Dataset excerpt
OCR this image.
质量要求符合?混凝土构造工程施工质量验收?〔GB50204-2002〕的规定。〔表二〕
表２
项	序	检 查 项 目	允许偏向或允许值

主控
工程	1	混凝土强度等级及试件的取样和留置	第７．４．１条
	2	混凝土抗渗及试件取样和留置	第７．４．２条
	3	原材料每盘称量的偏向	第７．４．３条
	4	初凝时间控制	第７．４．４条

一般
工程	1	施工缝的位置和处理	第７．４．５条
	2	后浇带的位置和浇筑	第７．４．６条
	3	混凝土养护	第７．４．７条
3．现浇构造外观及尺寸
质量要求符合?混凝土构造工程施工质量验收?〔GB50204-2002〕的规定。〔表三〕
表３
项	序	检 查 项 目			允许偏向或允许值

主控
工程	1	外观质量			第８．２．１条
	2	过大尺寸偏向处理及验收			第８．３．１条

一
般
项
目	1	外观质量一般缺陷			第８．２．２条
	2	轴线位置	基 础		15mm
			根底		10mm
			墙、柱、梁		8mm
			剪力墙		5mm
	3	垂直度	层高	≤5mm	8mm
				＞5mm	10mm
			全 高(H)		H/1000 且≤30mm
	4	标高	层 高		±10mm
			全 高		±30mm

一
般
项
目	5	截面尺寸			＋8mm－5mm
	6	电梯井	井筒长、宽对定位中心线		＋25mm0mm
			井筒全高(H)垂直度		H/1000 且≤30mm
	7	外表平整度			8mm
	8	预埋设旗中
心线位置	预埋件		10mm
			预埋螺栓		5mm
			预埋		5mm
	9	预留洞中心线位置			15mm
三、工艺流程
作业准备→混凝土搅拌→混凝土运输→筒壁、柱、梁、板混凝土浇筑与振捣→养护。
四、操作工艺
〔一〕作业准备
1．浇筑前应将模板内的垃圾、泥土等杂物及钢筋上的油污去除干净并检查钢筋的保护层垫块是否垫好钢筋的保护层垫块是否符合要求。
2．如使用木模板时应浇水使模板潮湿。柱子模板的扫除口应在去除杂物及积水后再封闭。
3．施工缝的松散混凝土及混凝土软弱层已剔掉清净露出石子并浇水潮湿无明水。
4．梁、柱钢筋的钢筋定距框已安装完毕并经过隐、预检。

■ Set task:
Pick out each line that holds the string "作业准备".

■ Written reply:
作业准备→混凝土搅拌→混凝土运输→筒壁、柱、梁、板混凝土浇筑与振捣→养护。
〔一〕作业准备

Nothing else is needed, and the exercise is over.